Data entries
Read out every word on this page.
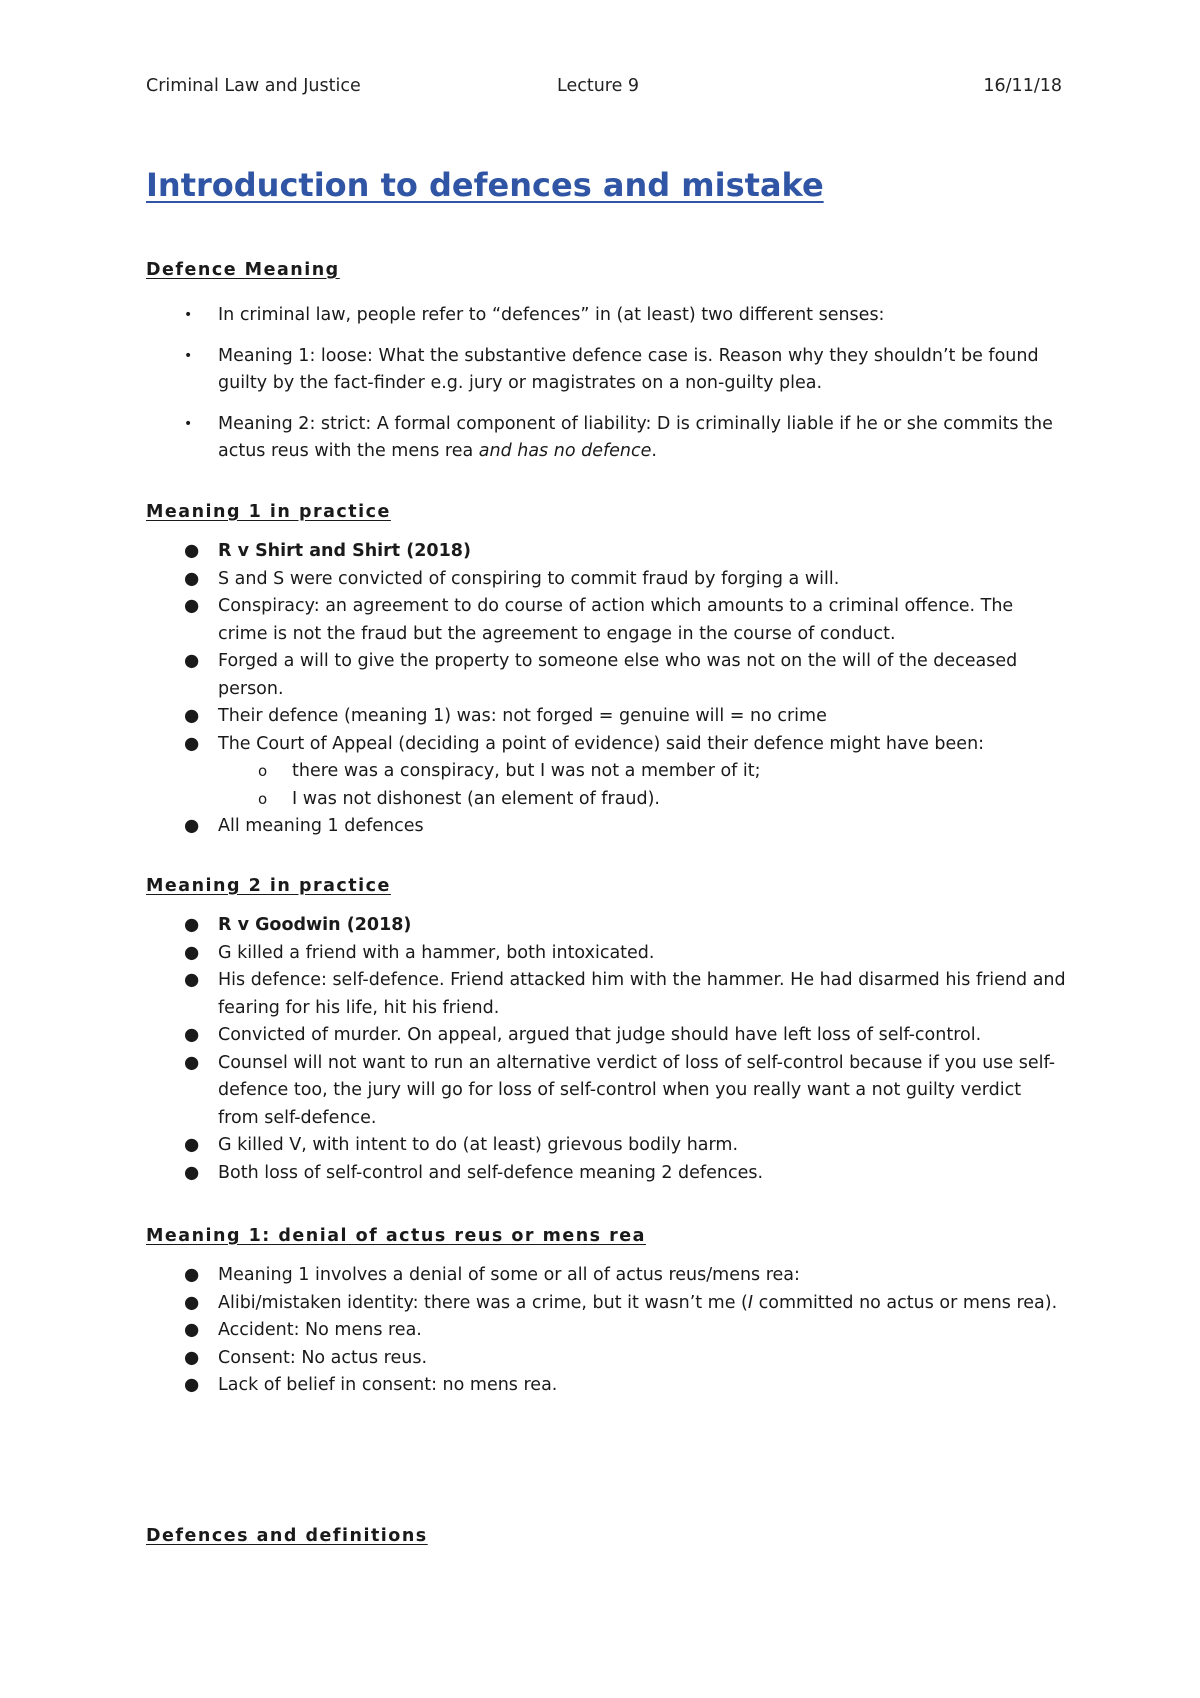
Criminal Law and Justice	Lecture 9	16/11/18
Introduction to defences and mistake
Defence Meaning
• In criminal law, people refer to “defences” in (at least) two different senses:
• Meaning 1: loose: What the substantive defence case is. Reason why they shouldn’t be found guilty by the fact-finder e.g. jury or magistrates on a non-guilty plea.
• Meaning 2: strict: A formal component of liability: D is criminally liable if he or she commits the actus reus with the mens rea and has no defence.
Meaning 1 in practice
● R v Shirt and Shirt (2018)
● S and S were convicted of conspiring to commit fraud by forging a will.
● Conspiracy: an agreement to do course of action which amounts to a criminal offence. The crime is not the fraud but the agreement to engage in the course of conduct.
● Forged a will to give the property to someone else who was not on the will of the deceased person.
● Their defence (meaning 1) was: not forged = genuine will = no crime
● The Court of Appeal (deciding a point of evidence) said their defence might have been:
o there was a conspiracy, but I was not a member of it;
o I was not dishonest (an element of fraud).
● All meaning 1 defences
Meaning 2 in practice
● R v Goodwin (2018)
● G killed a friend with a hammer, both intoxicated.
● His defence: self-defence. Friend attacked him with the hammer. He had disarmed his friend and fearing for his life, hit his friend.
● Convicted of murder. On appeal, argued that judge should have left loss of self-control.
● Counsel will not want to run an alternative verdict of loss of self-control because if you use self-defence too, the jury will go for loss of self-control when you really want a not guilty verdict from self-defence.
● G killed V, with intent to do (at least) grievous bodily harm.
● Both loss of self-control and self-defence meaning 2 defences.
Meaning 1: denial of actus reus or mens rea
● Meaning 1 involves a denial of some or all of actus reus/mens rea:
● Alibi/mistaken identity: there was a crime, but it wasn’t me (I committed no actus or mens rea).
● Accident: No mens rea.
● Consent: No actus reus.
● Lack of belief in consent: no mens rea.
Defences and definitions
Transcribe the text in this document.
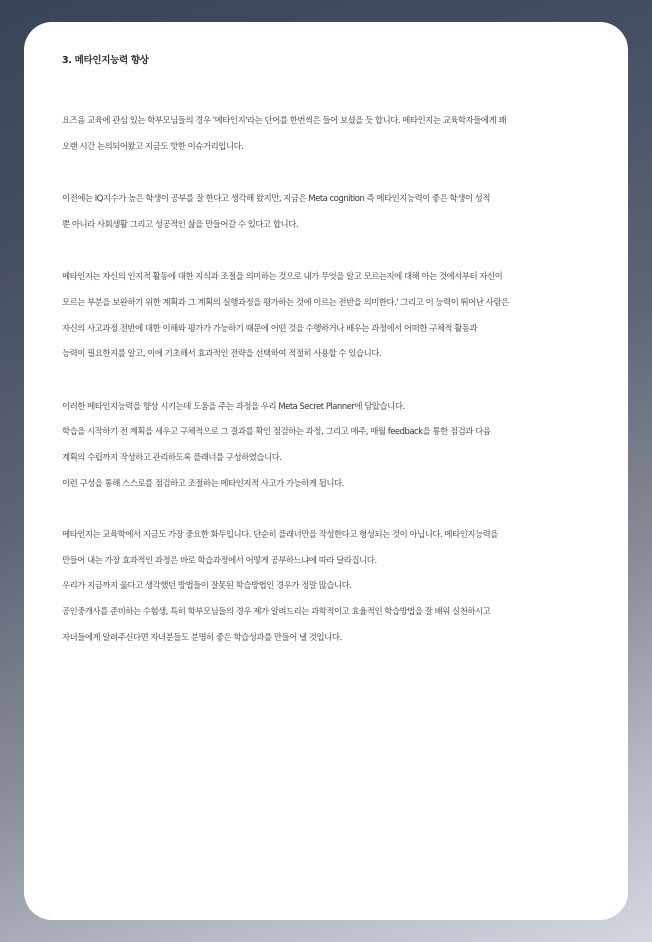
3. 메타인지능력 향상
요즈음 교육에 관심 있는 학부모님들의 경우 '메타인지'라는 단어를 한번씩은 들어 보셨을 듯 합니다. 메타인지는 교육학자들에게 꽤
오랜 시간 논의되어왔고 지금도 핫한 이슈거리입니다.
이전에는 IQ지수가 높은 학생이 공부를 잘 한다고 생각해 왔지만, 지금은 Meta cognition 즉 메타인지능력이 좋은 학생이 성적
뿐 아니라 사회생활 그리고 성공적인 삶을 만들어갈 수 있다고 합니다.
메타인지는 자신의 인지적 활동에 대한 지식과 조절을 의미하는 것으로 내가 무엇을 알고 모르는지에 대해 아는 것에서부터 자신이
모르는 부분을 보완하기 위한 계획과 그 계획의 실행과정을 평가하는 것에 이르는 전반을 의미한다.' 그리고 이 능력이 뛰어난 사람은
자신의 사고과정 전반에 대한 이해와 평가가 가능하기 때문에 어떤 것을 수행하거나 배우는 과정에서 어떠한 구체적 활동과
능력이 필요한지를 알고, 이에 기초해서 효과적인 전략을 선택하여 적절히 사용할 수 있습니다.
이러한 메타인지능력을 향상 시키는데 도움을 주는 과정을 우리 Meta Secret Planner에 담았습니다.
학습을 시작하기 전 계획을 세우고 구체적으로 그 결과를 확인 점검하는 과정, 그리고 매주, 매월 feedback을 통한 점검과 다음
계획의 수립까지 작성하고 관리하도록 플래너를 구성하였습니다.
이런 구성을 통해 스스로를 점검하고 조절하는 메타인지적 사고가 가능하게 됩니다.
메타인지는 교육학에서 지금도 가장 중요한 화두입니다. 단순히 플래너만을 작성한다고 형성되는 것이 아닙니다. 메타인지능력을
만들어 내는 가장 효과적인 과정은 바로 학습과정에서 어떻게 공부하느냐에 따라 달라집니다.
우리가 지금까지 옳다고 생각했던 방법들이 잘못된 학습방법인 경우가 정말 많습니다.
공인중개사를 준비하는 수험생, 특히 학부모님들의 경우 제가 알려드리는 과학적이고 효율적인 학습방법을 잘 배워 실천하시고
자녀들에게 알려주신다면 자녀분들도 분명히 좋은 학습성과를 만들어 낼 것입니다.
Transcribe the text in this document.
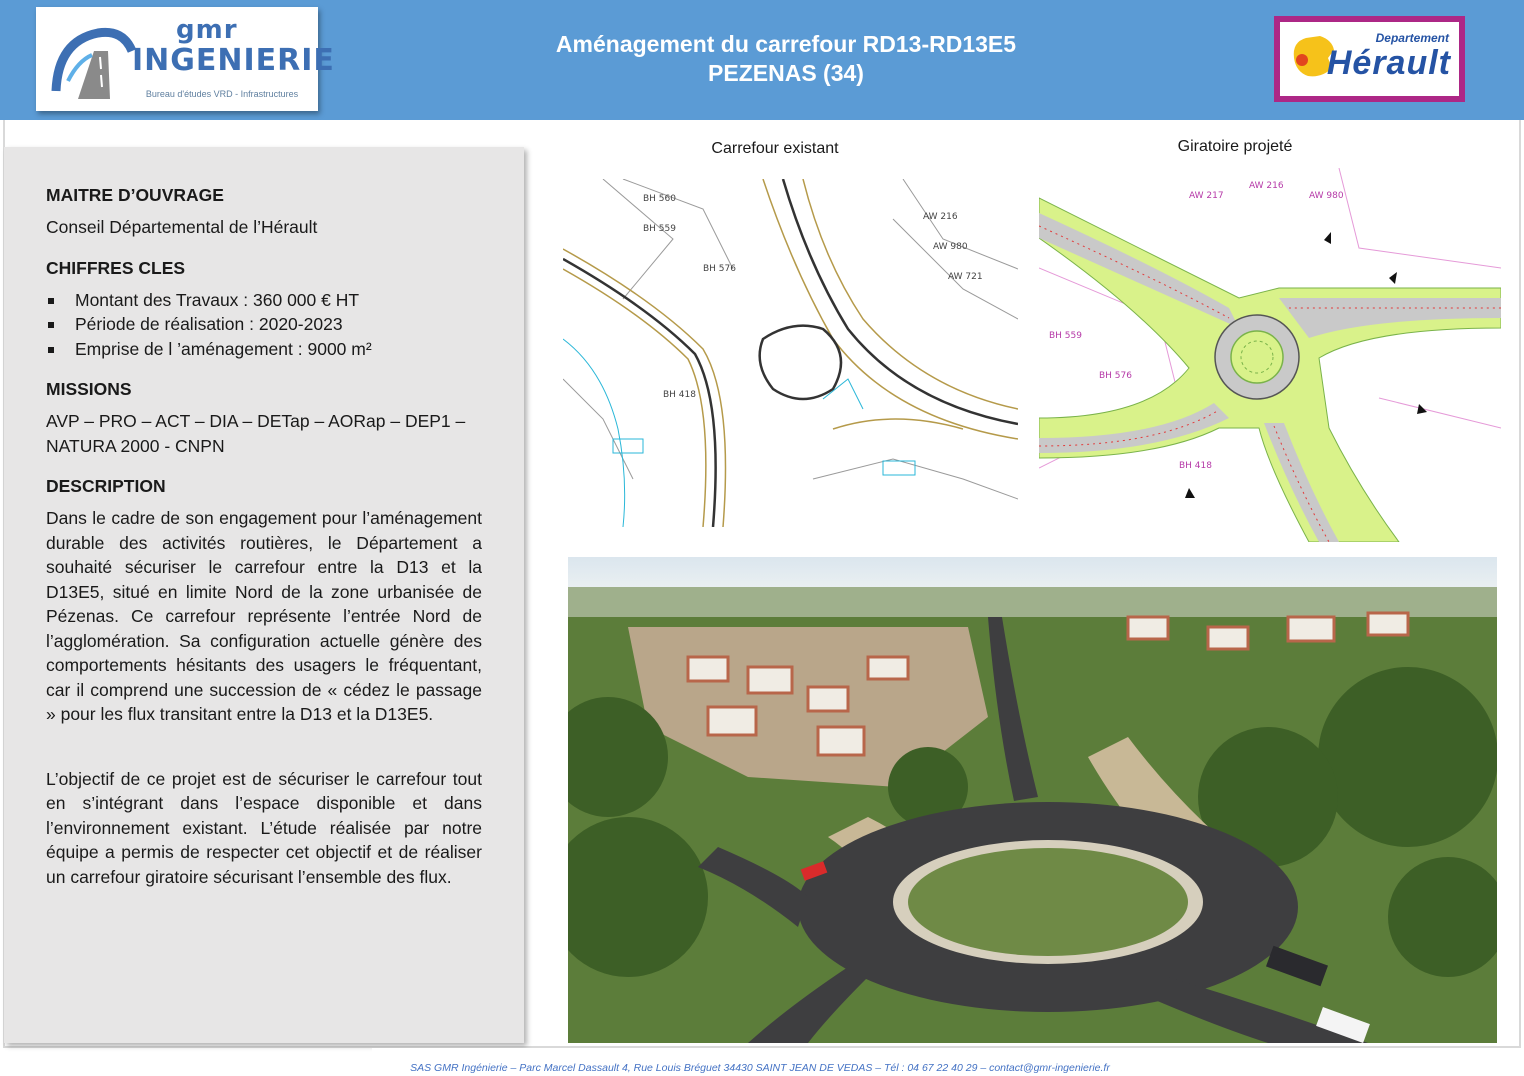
gmr
INGENIERIE
Bureau d'études VRD - Infrastructures
Aménagement du carrefour RD13-RD13E5
PEZENAS (34)
Departement
Hérault
MAITRE D’OUVRAGE
Conseil Départemental de l’Hérault
CHIFFRES CLES
Montant des Travaux : 360 000 € HT
Période de réalisation : 2020-2023
Emprise de l ’aménagement : 9000 m²
MISSIONS
AVP – PRO – ACT – DIA – DETap – AORap – DEP1 – NATURA 2000 - CNPN
DESCRIPTION
Dans le cadre de son engagement pour l’aménagement durable des activités routières, le Département a souhaité sécuriser le carrefour entre la D13 et la D13E5, situé en limite Nord de la zone urbanisée de Pézenas. Ce carrefour représente l’entrée Nord de l’agglomération. Sa configuration actuelle génère des comportements hésitants des usagers le fréquentant, car il comprend une succession de « cédez le passage » pour les flux transitant entre la D13 et la D13E5.
L’objectif de ce projet est de sécuriser le carrefour tout en s’intégrant dans l’espace disponible et dans l’environnement existant. L’étude réalisée par notre équipe a permis de respecter cet objectif et de réaliser un carrefour giratoire sécurisant l’ensemble des flux.
Carrefour existant	Giratoire projeté
BH 560
BH 559
BH 576
AW 216
AW 980
AW 721
BH 418
AW 217
AW 216
AW 980
BH 559
BH 576
BH 418
SAS GMR Ingénierie – Parc Marcel Dassault 4, Rue Louis Bréguet 34430 SAINT JEAN DE VEDAS – Tél : 04 67 22 40 29 – contact@gmr-ingenierie.fr
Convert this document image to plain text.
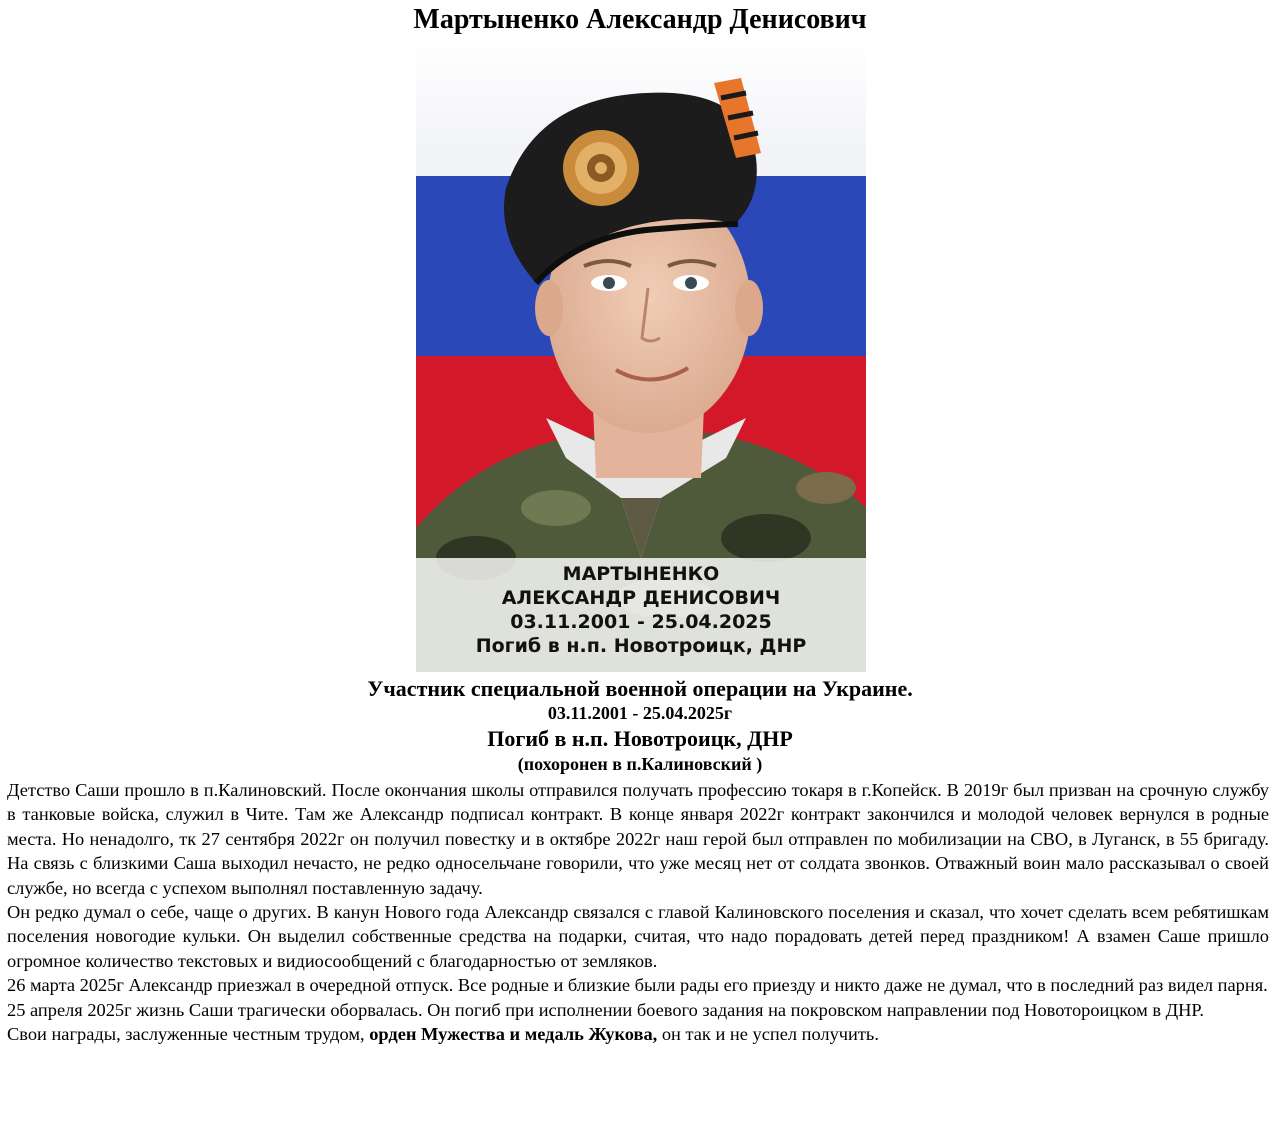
Мартыненко Александр Денисович
МАРТЫНЕНКО
АЛЕКСАНДР ДЕНИСОВИЧ
03.11.2001 - 25.04.2025
Погиб в н.п. Новотроицк, ДНР
Участник специальной военной операции на Украине.
03.11.2001 - 25.04.2025г
Погиб в н.п. Новотроицк, ДНР
(похоронен в п.Калиновский )

Детство Саши прошло в п.Калиновский. После окончания школы отправился получать профессию токаря в г.Копейск. В 2019г был призван на срочную службу в танковые войска, служил в Чите. Там же Александр подписал контракт. В конце января 2022г контракт закончился и молодой человек вернулся в родные места. Но ненадолго, тк 27 сентября 2022г он получил повестку и в октябре 2022г наш герой был отправлен по мобилизации на СВО, в Луганск, в 55 бригаду. На связь с близкими Саша выходил нечасто, не редко односельчане говорили, что уже месяц нет от солдата звонков. Отважный воин мало рассказывал о своей службе, но всегда с успехом выполнял поставленную задачу.

Он редко думал о себе, чаще о других. В канун Нового года Александр связался с главой Калиновского поселения и сказал, что хочет сделать всем ребятишкам поселения новогодие кульки. Он выделил собственные средства на подарки, считая, что надо порадовать детей перед праздником! А взамен Саше пришло огромное количество текстовых и видиосообщений с благодарностью от земляков.

26 марта 2025г Александр приезжал в очередной отпуск. Все родные и близкие были рады его приезду и никто даже не думал, что в последний раз видел парня.

25 апреля 2025г жизнь Саши трагически оборвалась. Он погиб при исполнении боевого задания на покровском направлении под Новоторoицком в ДНР.

Свои награды, заслуженные честным трудом, орден Мужества и медаль Жукова, он так и не успел получить.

* PROBLEM TO SOLVE: Report how many lines of the records above contain the word "loss", giving only the number.

* EXERCISE OUTPUT: 3